>>>

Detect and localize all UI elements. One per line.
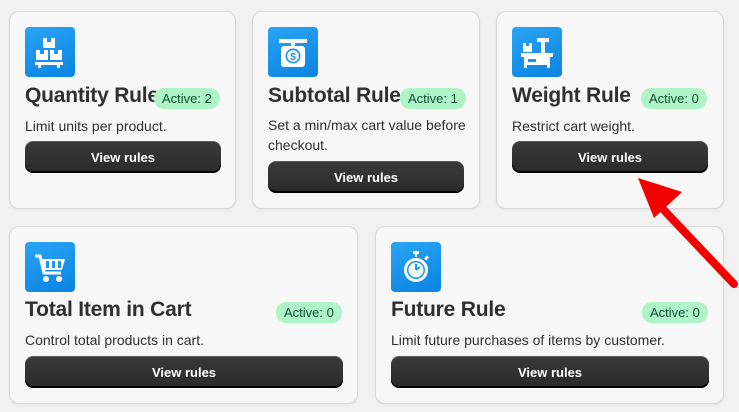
rule-title: Quantity Rule [25,84,159,107]
rule-title: Subtotal Rule [268,84,401,107]
rule-description: Limit units per product. [25,118,167,134]
status-badge: Active: 0 [642,302,708,323]
view-rules-button[interactable]: View rules [25,141,221,173]
rule-card-subtotal: $ Subtotal Rule Active: 1 Set a min/max … [252,11,480,209]
boxes-icon [25,27,75,77]
rule-description: Limit future purchases of items by custo… [391,332,665,348]
view-rules-button[interactable]: View rules [391,356,709,388]
status-badge: Active: 2 [154,88,220,109]
status-badge: Active: 1 [400,88,466,109]
view-rules-button[interactable]: View rules [512,141,708,173]
dollar-scale-icon: $ [268,27,318,77]
status-badge: Active: 0 [276,302,342,323]
stopwatch-icon [391,242,441,292]
rule-title: Weight Rule [512,84,631,107]
annotation-arrow-icon [638,178,738,288]
rule-description: Restrict cart weight. [512,118,635,134]
weight-scale-icon [512,27,562,77]
rule-card-quantity: Quantity Rule Active: 2 Limit units per … [9,11,236,209]
svg-text:$: $ [290,52,296,63]
shopping-cart-icon [25,242,75,292]
view-rules-button[interactable]: View rules [268,161,464,193]
view-rules-button[interactable]: View rules [25,356,343,388]
rule-card-total-item: Total Item in Cart Active: 0 Control tot… [9,226,358,404]
rule-description: Set a min/max cart value before checkout… [268,117,466,153]
rule-title: Future Rule [391,298,506,321]
rule-title: Total Item in Cart [25,298,192,321]
rule-description: Control total products in cart. [25,332,204,348]
status-badge: Active: 0 [641,88,707,109]
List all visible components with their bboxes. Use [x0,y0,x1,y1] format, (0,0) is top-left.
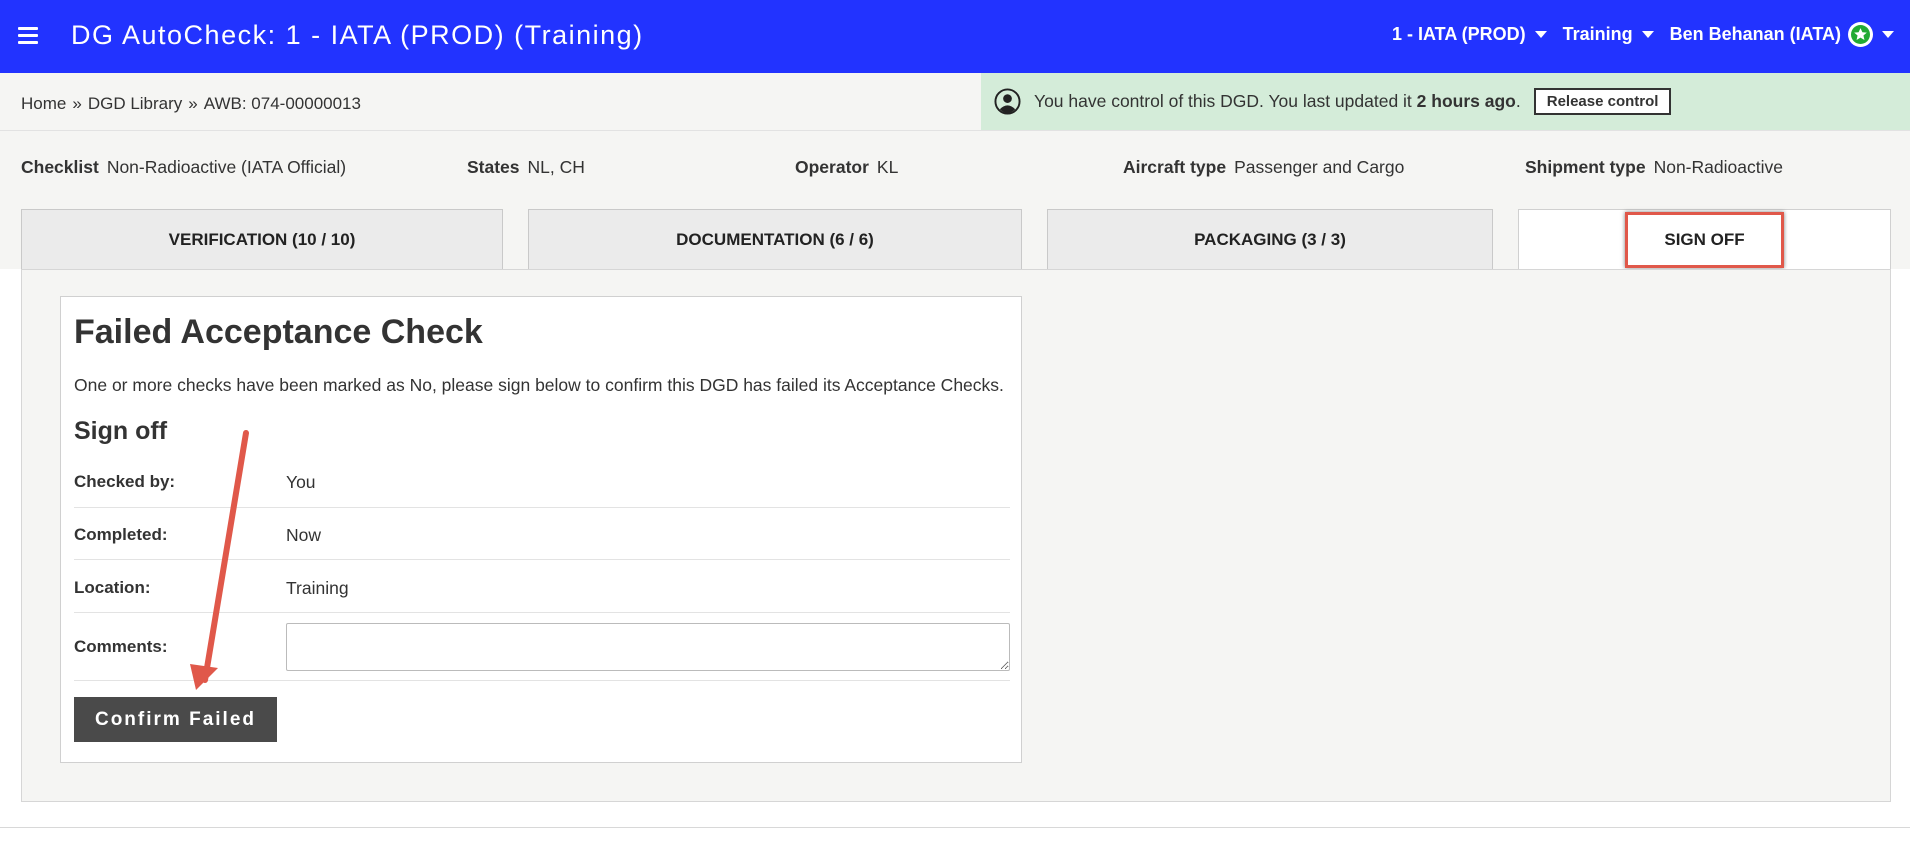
failed-check-title: Failed Acceptance Check [74,313,483,351]
states-label: States [467,157,520,177]
operator-info: Operator KL [795,157,898,178]
completed-label: Completed: [74,525,168,544]
failed-check-description: One or more checks have been marked as N… [74,375,1004,395]
tab-packaging-label: PACKAGING (3 / 3) [1194,229,1346,249]
breadcrumb-bar: Home » DGD Library » AWB: 074-00000013 You h… [0,73,1910,131]
top-header-bar: DG AutoCheck: 1 - IATA (PROD) (Training)… [0,0,1910,73]
app-title: DG AutoCheck: 1 - IATA (PROD) (Training) [71,20,644,50]
org-dropdown[interactable]: 1 - IATA (PROD) [1392,24,1547,45]
control-message-text: You have control of this DGD. You last u… [1034,91,1417,111]
breadcrumb-home-link[interactable]: Home [21,94,66,113]
confirm-failed-button[interactable]: Confirm Failed [74,697,277,742]
comments-row: Comments: [74,613,1010,681]
aircraft-type-label: Aircraft type [1123,157,1227,177]
aircraft-type-info: Aircraft type Passenger and Cargo [1123,157,1404,178]
states-value: NL, CH [527,157,585,177]
location-row: Location: Training [74,560,1010,613]
sign-off-heading: Sign off [74,417,168,445]
checklist-value: Non-Radioactive (IATA Official) [106,157,347,177]
checklist-label: Checklist [21,157,99,177]
completed-row: Completed: Now [74,508,1010,560]
sign-off-card: Failed Acceptance Check One or more chec… [60,296,1022,763]
checklist-info: Checklist Non-Radioactive (IATA Official) [21,157,346,178]
shipment-type-label: Shipment type [1525,157,1646,177]
location-dropdown[interactable]: Training [1563,24,1654,45]
breadcrumb-library-link[interactable]: DGD Library [88,94,182,113]
location-label: Location: [74,578,151,597]
star-badge-icon [1848,22,1873,47]
comments-input[interactable] [286,623,1010,671]
tab-sign-off-label: SIGN OFF [1625,211,1784,268]
caret-down-icon [1641,31,1654,38]
states-info: States NL, CH [467,157,585,178]
tab-documentation-label: DOCUMENTATION (6 / 6) [676,229,874,249]
breadcrumb-separator: » [188,94,198,113]
org-dropdown-label: 1 - IATA (PROD) [1391,24,1526,44]
tab-verification-label: VERIFICATION (10 / 10) [168,229,356,249]
tab-documentation[interactable]: DOCUMENTATION (6 / 6) [528,209,1022,269]
checked-by-value: You [286,472,316,492]
footer-divider [0,827,1910,828]
caret-down-icon [1882,31,1894,38]
shipment-type-value: Non-Radioactive [1653,157,1783,177]
comments-label: Comments: [74,637,168,656]
tab-verification[interactable]: VERIFICATION (10 / 10) [21,209,503,269]
control-message-time: 2 hours ago [1416,91,1516,111]
control-banner: You have control of this DGD. You last u… [981,73,1910,130]
hamburger-menu-icon[interactable] [18,27,38,44]
control-message-end: . [1515,91,1521,111]
user-menu[interactable]: Ben Behanan (IATA) [1670,22,1894,47]
location-dropdown-label: Training [1562,24,1633,44]
completed-value: Now [286,525,322,545]
breadcrumb-separator: » [72,94,82,113]
control-message: You have control of this DGD. You last u… [1034,91,1521,112]
operator-value: KL [876,157,899,177]
tab-packaging[interactable]: PACKAGING (3 / 3) [1047,209,1493,269]
release-control-button[interactable]: Release control [1533,88,1672,115]
caret-down-icon [1534,31,1547,38]
tab-sign-off[interactable]: SIGN OFF [1518,209,1891,269]
breadcrumb-current: AWB: 074-00000013 [203,94,361,113]
operator-label: Operator [795,157,869,177]
person-circle-icon [994,88,1021,115]
aircraft-type-value: Passenger and Cargo [1234,157,1405,177]
top-navigation: 1 - IATA (PROD) Training Ben Behanan (IA… [1392,22,1894,47]
user-name: Ben Behanan (IATA) [1669,24,1841,44]
checked-by-row: Checked by: You [74,455,1010,508]
shipment-type-info: Shipment type Non-Radioactive [1525,157,1783,178]
location-value: Training [286,578,349,598]
checked-by-label: Checked by: [74,472,176,491]
breadcrumb: Home » DGD Library » AWB: 074-00000013 [21,94,361,114]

<<<

Can you rewrite the lines above as a Markdown table with two columns, "Number" and "Text," one row per line, skipping blank lines and leaving out the pictures?

| Number | Text |
|---|---|
| 1 | Detect and localize all UI elements. One per line. |
| 2 | rule-title: Quantity Rule [25,84,159,107] |
| 3 | rule-title: Subtotal Rule [268,84,401,107] |
| 4 | rule-description: Limit units per product. [25,118,167,134] |
| 5 | status-badge: Active: 0 [642,302,708,323] |
| 6 | view-rules-button[interactable]: View rules [25,141,221,173] |
| 7 | rule-card-subtotal: $ Subtotal Rule Active: 1 Set a min/max … [252,11,480,209] |
| 8 | boxes-icon [25,27,75,77] |
| 9 | rule-description: Limit future purchases of items by custo… [391,332,665,348] |
| 10 | view-rules-button[interactable]: View rules [391,356,709,388] |
| 11 | status-badge: Active: 2 [154,88,220,109] |
| 12 | status-badge: Active: 1 [400,88,466,109] |
| 13 | view-rules-button[interactable]: View rules [512,141,708,173] |
| 14 | dollar-scale-icon: $ [268,27,318,77] |
| 15 | status-badge: Active: 0 [276,302,342,323] |
| 16 | stopwatch-icon [391,242,441,292] |
| 17 | rule-title: Weight Rule [512,84,631,107] |
| 18 | annotation-arrow-icon [638,178,738,288] |
| 19 | rule-description: Restrict cart weight. [512,118,635,134] |
| 20 | weight-scale-icon [512,27,562,77] |
| 21 | rule-card-quantity: Quantity Rule Active: 2 Limit units per … [9,11,236,209] |
| 22 | svg-text:$: $ [290,52,296,63] |
| 23 | shopping-cart-icon [25,242,75,292] |
| 24 | view-rules-button[interactable]: View rules [268,161,464,193] |
| 25 | view-rules-button[interactable]: View rules [25,356,343,388] |
| 26 | rule-card-total-item: Total Item in Cart Active: 0 Control tot… [9,226,358,404] |
| 27 | rule-description: Set a min/max cart value before checkout… [268,117,466,153] |
| 28 | rule-title: Future Rule [391,298,506,321] |
| 29 | rule-title: Total Item in Cart [25,298,192,321] |
| 30 | rule-description: Control total products in cart. [25,332,204,348] |
| 31 | status-badge: Active: 0 [641,88,707,109] |
| 32 | List all visible components with their bboxes. Use [x0,y0,x1,y1] format, (0,0) is top-left. |
| 33 | failed-check-title: Failed Acceptance Check [74,313,483,351] |
| 34 | states-label: States [467,157,520,177] |
| 35 | operator-info: Operator KL [795,157,898,178] |
| 36 | completed-label: Completed: [74,525,168,544] |
| 37 | failed-check-description: One or more checks have been marked as N… [74,375,1004,395] |
| 38 | tab-packaging-label: PACKAGING (3 / 3) [1194,229,1346,249] |
| 39 | breadcrumb-bar: Home » DGD Library » AWB: 074-00000013 You h… [0,73,1910,131] |
| 40 | top-header-bar: DG AutoCheck: 1 - IATA (PROD) (Training)… [0,0,1910,73] |
| 41 | app-title: DG AutoCheck: 1 - IATA (PROD) (Training) [71,20,644,50] |
| 42 | org-dropdown[interactable]: 1 - IATA (PROD) [1392,24,1547,45] |
| 43 | control-message-text: You have control of this DGD. You last u… [1034,91,1417,111] |
| 44 | breadcrumb-home-link[interactable]: Home [21,94,66,113] |
| 45 | confirm-failed-button[interactable]: Confirm Failed [74,697,277,742] |
| 46 | comments-row: Comments: [74,613,1010,681] |
| 47 | aircraft-type-label: Aircraft type [1123,157,1227,177] |
| 48 | aircraft-type-info: Aircraft type Passenger and Cargo [1123,157,1404,178] |
| 49 | states-value: NL, CH [527,157,585,177] |
| 50 | location-row: Location: Training [74,560,1010,613] |
| 51 | sign-off-heading: Sign off [74,417,168,445] |
| 52 | checklist-value: Non-Radioactive (IATA Official) [106,157,347,177] |
| 53 | checklist-label: Checklist [21,157,99,177] |
| 54 | completed-row: Completed: Now [74,508,1010,560] |
| 55 | sign-off-card: Failed Acceptance Check One or more chec… [60,296,1022,763] |
| 56 | checklist-info: Checklist Non-Radioactive (IATA Official) [21,157,346,178] |
| 57 | shipment-type-label: Shipment type [1525,157,1646,177] |
| 58 | location-dropdown[interactable]: Training [1563,24,1654,45] |
| 59 | breadcrumb-library-link[interactable]: DGD Library [88,94,182,113] |
| 60 | location-label: Location: [74,578,151,597] |
| 61 | star-badge-icon [1848,22,1873,47] |
| 62 | comments-input[interactable] [286,623,1010,671] |
| 63 | tab-sign-off-label: SIGN OFF [1625,211,1784,268] |
| 64 | caret-down-icon [1641,31,1654,38] |
| 65 | states-info: States NL, CH [467,157,585,178] |
| 66 | tab-documentation-label: DOCUMENTATION (6 / 6) [676,229,874,249] |
| 67 | breadcrumb-separator: » [188,94,198,113] |
| 68 | org-dropdown-label: 1 - IATA (PROD) [1391,24,1526,44] |
| 69 | tab-verification-label: VERIFICATION (10 / 10) [168,229,356,249] |
| 70 | tab-documentation[interactable]: DOCUMENTATION (6 / 6) [528,209,1022,269] |
| 71 | checked-by-value: You [286,472,316,492] |
| 72 | footer-divider [0,827,1910,828] |
| 73 | caret-down-icon [1882,31,1894,38] |
| 74 | shipment-type-value: Non-Radioactive [1653,157,1783,177] |
| 75 | comments-label: Comments: [74,637,168,656] |
| 76 | tab-verification[interactable]: VERIFICATION (10 / 10) [21,209,503,269] |
| 77 | control-message-time: 2 hours ago [1416,91,1516,111] |
| 78 | control-banner: You have control of this DGD. You last u… [981,73,1910,130] |
| 79 | hamburger-menu-icon[interactable] [18,27,38,44] |
| 80 | control-message-end: . [1515,91,1521,111] |
| 81 | user-menu[interactable]: Ben Behanan (IATA) [1670,22,1894,47] |
| 82 | location-dropdown-label: Training [1562,24,1633,44] |
| 83 | completed-value: Now [286,525,322,545] |
| 84 | breadcrumb-separator: » [72,94,82,113] |
| 85 | control-message: You have control of this DGD. You last u… [1034,91,1521,112] |
| 86 | operator-value: KL [876,157,899,177] |
| 87 | tab-packaging[interactable]: PACKAGING (3 / 3) [1047,209,1493,269] |
| 88 | release-control-button[interactable]: Release control [1533,88,1672,115] |
| 89 | caret-down-icon [1534,31,1547,38] |
| 90 | tab-sign-off[interactable]: SIGN OFF [1518,209,1891,269] |
| 91 | breadcrumb-current: AWB: 074-00000013 [203,94,361,113] |
| 92 | operator-label: Operator [795,157,869,177] |
| 93 | person-circle-icon [994,88,1021,115] |
| 94 | aircraft-type-value: Passenger and Cargo [1234,157,1405,177] |
| 95 | top-navigation: 1 - IATA (PROD) Training Ben Behanan (IA… [1392,22,1894,47] |
| 96 | user-name: Ben Behanan (IATA) [1669,24,1841,44] |
| 97 | checked-by-row: Checked by: You [74,455,1010,508] |
| 98 | shipment-type-info: Shipment type Non-Radioactive [1525,157,1783,178] |
| 99 | location-value: Training [286,578,349,598] |
| 100 | checked-by-label: Checked by: [74,472,176,491] |
| 101 | breadcrumb: Home » DGD Library » AWB: 074-00000013 [21,94,361,114] |